[start]

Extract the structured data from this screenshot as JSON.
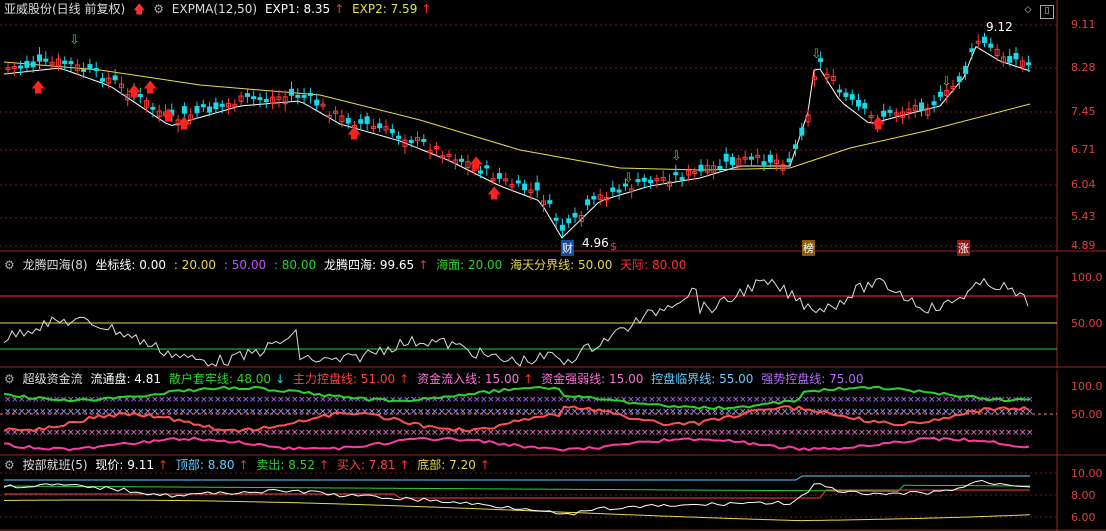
{
  "colors": {
    "up": "#ff3b3b",
    "down": "#1ad9e6",
    "ma1": "#ffffff",
    "ma2": "#e6e04a",
    "grid": "#7a1a1a",
    "purple": "#b86bff",
    "pink": "#ff6fd6",
    "green": "#2bd42b",
    "red": "#ff4040",
    "cyan": "#66ccff",
    "yellow": "#e6d84a"
  },
  "main": {
    "stock": "亚威股份(日线 前复权)",
    "indicator": "EXPMA(12,50)",
    "exp1_label": "EXP1: 8.35",
    "exp2_label": "EXP2: 7.59",
    "axis_ticks": [
      "9.11",
      "8.28",
      "7.45",
      "6.71",
      "6.04",
      "5.43",
      "4.89"
    ],
    "high_label": "9.12",
    "low_label": "4.96",
    "markers": [
      "财",
      "$",
      "榜",
      "涨"
    ]
  },
  "p2": {
    "title": "龙腾四海(8)",
    "coord_label": "坐标线: 0.00",
    "v20": ": 20.00",
    "v50": ": 50.00",
    "v80": ": 80.00",
    "main_label": "龙腾四海: 99.65",
    "sea": "海面: 20.00",
    "boundary": "海天分界线: 50.00",
    "sky": "天际: 80.00",
    "axis_ticks": [
      "100.0",
      "50.00"
    ]
  },
  "p3": {
    "title": "超级资金流",
    "float": "流通盘: 4.81",
    "retail": "散户套牢线: 48.00",
    "main_ctrl": "主力控盘线: 51.00",
    "inflow": "资金流入线: 15.00",
    "strength": "资金强弱线: 15.00",
    "critical": "控盘临界线: 55.00",
    "strong": "强势控盘线: 75.00",
    "axis_ticks": [
      "100.0",
      "50.00"
    ]
  },
  "p4": {
    "title": "按部就班(5)",
    "price": "现价: 9.11",
    "top": "顶部: 8.80",
    "sell": "卖出: 8.52",
    "buy": "买入: 7.81",
    "bottom": "底部: 7.20",
    "axis_ticks": [
      "10.00",
      "8.00",
      "6.00"
    ]
  }
}
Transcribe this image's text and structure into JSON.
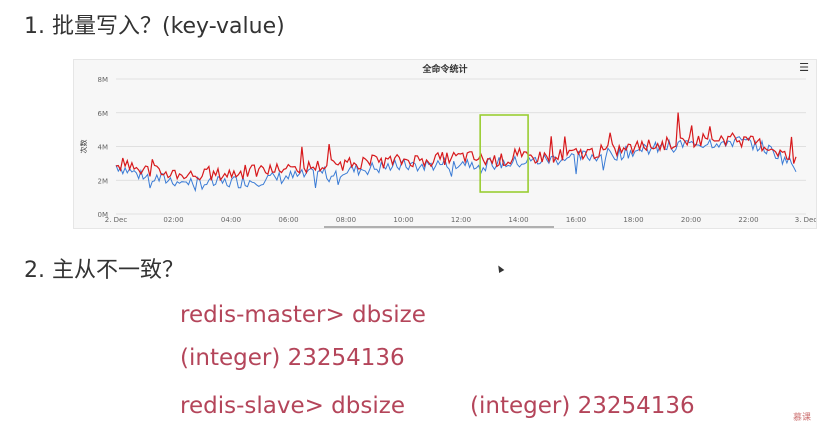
{
  "headings": {
    "q1": "1. 批量写入？(key-value)",
    "q2": "2. 主从不一致？"
  },
  "commands": {
    "line1": "redis-master> dbsize",
    "line2": "(integer) 23254136",
    "line3": "redis-slave> dbsize",
    "line4": "(integer) 23254136"
  },
  "logo_text": "慕课",
  "chart_data": {
    "type": "line",
    "title": "全命令统计",
    "ylabel": "次数",
    "ylim": [
      0,
      8
    ],
    "y_ticks": [
      "0M",
      "2M",
      "4M",
      "6M",
      "8M"
    ],
    "x_ticks": [
      "2. Dec",
      "02:00",
      "04:00",
      "06:00",
      "08:00",
      "10:00",
      "12:00",
      "14:00",
      "16:00",
      "18:00",
      "20:00",
      "22:00",
      "3. Dec"
    ],
    "grid": true,
    "series": [
      {
        "color": "#3a7bd5",
        "values": [
          2.9,
          2.4,
          2.1,
          2.0,
          1.9,
          1.8,
          1.9,
          2.0,
          2.1,
          2.2,
          2.3,
          2.5,
          2.6,
          2.7,
          2.8,
          2.9,
          2.9,
          3.0,
          3.1,
          3.0,
          3.0,
          3.1,
          3.2,
          3.3,
          3.4,
          3.5,
          3.6,
          3.8,
          3.9,
          4.1,
          4.2,
          4.3,
          4.3,
          4.1,
          3.6,
          2.8
        ]
      },
      {
        "color": "#d7191c",
        "values": [
          3.1,
          2.7,
          2.5,
          2.4,
          2.3,
          2.3,
          2.4,
          2.5,
          2.6,
          2.7,
          2.8,
          2.9,
          3.0,
          3.1,
          3.1,
          3.2,
          3.2,
          3.3,
          3.4,
          3.2,
          3.2,
          3.3,
          3.4,
          3.5,
          3.6,
          3.7,
          3.8,
          4.0,
          4.1,
          4.3,
          4.4,
          4.5,
          4.4,
          4.2,
          3.8,
          3.0
        ]
      }
    ],
    "highlight_box": {
      "x_start": "12:40",
      "x_end": "14:20",
      "color": "#9acd32"
    }
  }
}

[end]

_Set problem_
Omit the images and transcribe all of the records above word for word.

_Exercise answer_
Extract the structured data from this screenshot as JSON.
{
  "colors": {
    "up": "#ff3b3b",
    "down": "#1ad9e6",
    "ma1": "#ffffff",
    "ma2": "#e6e04a",
    "grid": "#7a1a1a",
    "purple": "#b86bff",
    "pink": "#ff6fd6",
    "green": "#2bd42b",
    "red": "#ff4040",
    "cyan": "#66ccff",
    "yellow": "#e6d84a"
  },
  "main": {
    "stock": "亚威股份(日线 前复权)",
    "indicator": "EXPMA(12,50)",
    "exp1_label": "EXP1: 8.35",
    "exp2_label": "EXP2: 7.59",
    "axis_ticks": [
      "9.11",
      "8.28",
      "7.45",
      "6.71",
      "6.04",
      "5.43",
      "4.89"
    ],
    "high_label": "9.12",
    "low_label": "4.96",
    "markers": [
      "财",
      "$",
      "榜",
      "涨"
    ]
  },
  "p2": {
    "title": "龙腾四海(8)",
    "coord_label": "坐标线: 0.00",
    "v20": ": 20.00",
    "v50": ": 50.00",
    "v80": ": 80.00",
    "main_label": "龙腾四海: 99.65",
    "sea": "海面: 20.00",
    "boundary": "海天分界线: 50.00",
    "sky": "天际: 80.00",
    "axis_ticks": [
      "100.0",
      "50.00"
    ]
  },
  "p3": {
    "title": "超级资金流",
    "float": "流通盘: 4.81",
    "retail": "散户套牢线: 48.00",
    "main_ctrl": "主力控盘线: 51.00",
    "inflow": "资金流入线: 15.00",
    "strength": "资金强弱线: 15.00",
    "critical": "控盘临界线: 55.00",
    "strong": "强势控盘线: 75.00",
    "axis_ticks": [
      "100.0",
      "50.00"
    ]
  },
  "p4": {
    "title": "按部就班(5)",
    "price": "现价: 9.11",
    "top": "顶部: 8.80",
    "sell": "卖出: 8.52",
    "buy": "买入: 7.81",
    "bottom": "底部: 7.20",
    "axis_ticks": [
      "10.00",
      "8.00",
      "6.00"
    ]
  }
}
Transcribe this image's text and structure into JSON.
{
  "headings": {
    "q1": "1. 批量写入？(key-value)",
    "q2": "2. 主从不一致？"
  },
  "commands": {
    "line1": "redis-master> dbsize",
    "line2": "(integer) 23254136",
    "line3": "redis-slave> dbsize",
    "line4": "(integer) 23254136"
  },
  "logo_text": "慕课",
  "chart_data": {
    "type": "line",
    "title": "全命令统计",
    "ylabel": "次数",
    "ylim": [
      0,
      8
    ],
    "y_ticks": [
      "0M",
      "2M",
      "4M",
      "6M",
      "8M"
    ],
    "x_ticks": [
      "2. Dec",
      "02:00",
      "04:00",
      "06:00",
      "08:00",
      "10:00",
      "12:00",
      "14:00",
      "16:00",
      "18:00",
      "20:00",
      "22:00",
      "3. Dec"
    ],
    "grid": true,
    "series": [
      {
        "color": "#3a7bd5",
        "values": [
          2.9,
          2.4,
          2.1,
          2.0,
          1.9,
          1.8,
          1.9,
          2.0,
          2.1,
          2.2,
          2.3,
          2.5,
          2.6,
          2.7,
          2.8,
          2.9,
          2.9,
          3.0,
          3.1,
          3.0,
          3.0,
          3.1,
          3.2,
          3.3,
          3.4,
          3.5,
          3.6,
          3.8,
          3.9,
          4.1,
          4.2,
          4.3,
          4.3,
          4.1,
          3.6,
          2.8
        ]
      },
      {
        "color": "#d7191c",
        "values": [
          3.1,
          2.7,
          2.5,
          2.4,
          2.3,
          2.3,
          2.4,
          2.5,
          2.6,
          2.7,
          2.8,
          2.9,
          3.0,
          3.1,
          3.1,
          3.2,
          3.2,
          3.3,
          3.4,
          3.2,
          3.2,
          3.3,
          3.4,
          3.5,
          3.6,
          3.7,
          3.8,
          4.0,
          4.1,
          4.3,
          4.4,
          4.5,
          4.4,
          4.2,
          3.8,
          3.0
        ]
      }
    ],
    "highlight_box": {
      "x_start": "12:40",
      "x_end": "14:20",
      "color": "#9acd32"
    }
  }
}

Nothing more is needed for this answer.